[Dataset items]
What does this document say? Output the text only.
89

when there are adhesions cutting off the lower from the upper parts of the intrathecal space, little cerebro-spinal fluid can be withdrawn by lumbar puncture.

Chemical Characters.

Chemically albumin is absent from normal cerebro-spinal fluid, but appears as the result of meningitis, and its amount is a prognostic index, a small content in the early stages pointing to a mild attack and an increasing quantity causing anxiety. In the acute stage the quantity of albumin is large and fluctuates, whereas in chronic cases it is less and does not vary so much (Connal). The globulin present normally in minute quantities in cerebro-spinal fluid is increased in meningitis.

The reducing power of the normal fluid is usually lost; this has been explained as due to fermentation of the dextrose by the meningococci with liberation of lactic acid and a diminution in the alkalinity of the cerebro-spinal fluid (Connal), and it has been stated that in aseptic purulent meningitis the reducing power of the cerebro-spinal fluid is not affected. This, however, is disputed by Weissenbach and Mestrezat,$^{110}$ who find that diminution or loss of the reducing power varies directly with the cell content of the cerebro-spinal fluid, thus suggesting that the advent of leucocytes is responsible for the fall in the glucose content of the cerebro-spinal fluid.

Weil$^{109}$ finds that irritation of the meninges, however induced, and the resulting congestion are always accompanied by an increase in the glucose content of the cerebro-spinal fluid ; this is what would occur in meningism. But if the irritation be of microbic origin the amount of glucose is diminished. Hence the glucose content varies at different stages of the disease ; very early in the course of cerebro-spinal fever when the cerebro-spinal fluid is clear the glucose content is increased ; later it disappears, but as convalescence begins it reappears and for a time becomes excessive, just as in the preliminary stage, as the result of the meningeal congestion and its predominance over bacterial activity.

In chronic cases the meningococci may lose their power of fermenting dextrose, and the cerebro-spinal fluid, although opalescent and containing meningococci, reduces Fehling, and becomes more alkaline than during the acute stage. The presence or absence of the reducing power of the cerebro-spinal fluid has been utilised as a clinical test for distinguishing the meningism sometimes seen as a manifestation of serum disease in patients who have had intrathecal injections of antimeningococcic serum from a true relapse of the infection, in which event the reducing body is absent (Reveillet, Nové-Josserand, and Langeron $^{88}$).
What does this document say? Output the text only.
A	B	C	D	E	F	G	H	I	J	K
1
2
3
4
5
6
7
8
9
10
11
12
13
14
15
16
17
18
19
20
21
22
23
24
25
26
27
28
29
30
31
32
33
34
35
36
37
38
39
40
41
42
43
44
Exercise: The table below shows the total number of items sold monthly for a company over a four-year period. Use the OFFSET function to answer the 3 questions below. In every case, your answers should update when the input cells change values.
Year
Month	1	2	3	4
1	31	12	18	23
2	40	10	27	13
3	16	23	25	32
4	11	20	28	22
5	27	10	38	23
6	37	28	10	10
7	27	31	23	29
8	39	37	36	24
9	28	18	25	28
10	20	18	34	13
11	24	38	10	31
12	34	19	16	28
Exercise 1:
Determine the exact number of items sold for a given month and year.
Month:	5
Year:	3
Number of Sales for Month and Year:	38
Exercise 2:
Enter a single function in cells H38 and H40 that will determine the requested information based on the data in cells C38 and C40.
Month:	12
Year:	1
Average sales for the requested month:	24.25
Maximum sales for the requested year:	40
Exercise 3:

TASK BRIEF -> An exact copy of every record is needed; write it out in full.

EXERCISE SOLUTION ->
What does this document say? Output the text only.
89

when there are adhesions cutting off the lower from the upper parts of the intrathecal space, little cerebro-spinal fluid can be withdrawn by lumbar puncture.

Chemical Characters.

Chemically albumin is absent from normal cerebro-spinal fluid, but appears as the result of meningitis, and its amount is a prognostic index, a small content in the early stages pointing to a mild attack and an increasing quantity causing anxiety. In the acute stage the quantity of albumin is large and fluctuates, whereas in chronic cases it is less and does not vary so much (Connal). The globulin present normally in minute quantities in cerebro-spinal fluid is increased in meningitis.

The reducing power of the normal fluid is usually lost; this has been explained as due to fermentation of the dextrose by the meningococci with liberation of lactic acid and a diminution in the alkalinity of the cerebro-spinal fluid (Connal), and it has been stated that in aseptic purulent meningitis the reducing power of the cerebro-spinal fluid is not affected. This, however, is disputed by Weissenbach and Mestrezat,$^{110}$ who find that diminution or loss of the reducing power varies directly with the cell content of the cerebro-spinal fluid, thus suggesting that the advent of leucocytes is responsible for the fall in the glucose content of the cerebro-spinal fluid.

Weil$^{109}$ finds that irritation of the meninges, however induced, and the resulting congestion are always accompanied by an increase in the glucose content of the cerebro-spinal fluid ; this is what would occur in meningism. But if the irritation be of microbic origin the amount of glucose is diminished. Hence the glucose content varies at different stages of the disease ; very early in the course of cerebro-spinal fever when the cerebro-spinal fluid is clear the glucose content is increased ; later it disappears, but as convalescence begins it reappears and for a time becomes excessive, just as in the preliminary stage, as the result of the meningeal congestion and its predominance over bacterial activity.

In chronic cases the meningococci may lose their power of fermenting dextrose, and the cerebro-spinal fluid, although opalescent and containing meningococci, reduces Fehling, and becomes more alkaline than during the acute stage. The presence or absence of the reducing power of the cerebro-spinal fluid has been utilised as a clinical test for distinguishing the meningism sometimes seen as a manifestation of serum disease in patients who have had intrathecal injections of antimeningococcic serum from a true relapse of the infection, in which event the reducing body is absent (Reveillet, Nové-Josserand, and Langeron $^{88}$).
What does this document say? Output the text only.
A	B	C	D	E	F	G	H	I	J	K
1
2
3
4
5
6
7
8
9
10
11
12
13
14
15
16
17
18
19
20
21
22
23
24
25
26
27
28
29
30
31
32
33
34
35
36
37
38
39
40
41
42
43
44
Exercise: The table below shows the total number of items sold monthly for a company over a four-year period. Use the OFFSET function to answer the 3 questions below. In every case, your answers should update when the input cells change values.
Year
Month	1	2	3	4
1	31	12	18	23
2	40	10	27	13
3	16	23	25	32
4	11	20	28	22
5	27	10	38	23
6	37	28	10	10
7	27	31	23	29
8	39	37	36	24
9	28	18	25	28
10	20	18	34	13
11	24	38	10	31
12	34	19	16	28
Exercise 1:
Determine the exact number of items sold for a given month and year.
Month:	5
Year:	3
Number of Sales for Month and Year:	38
Exercise 2:
Enter a single function in cells H38 and H40 that will determine the requested information based on the data in cells C38 and C40.
Month:	12
Year:	1
Average sales for the requested month:	24.25
Maximum sales for the requested year:	40
Exercise 3:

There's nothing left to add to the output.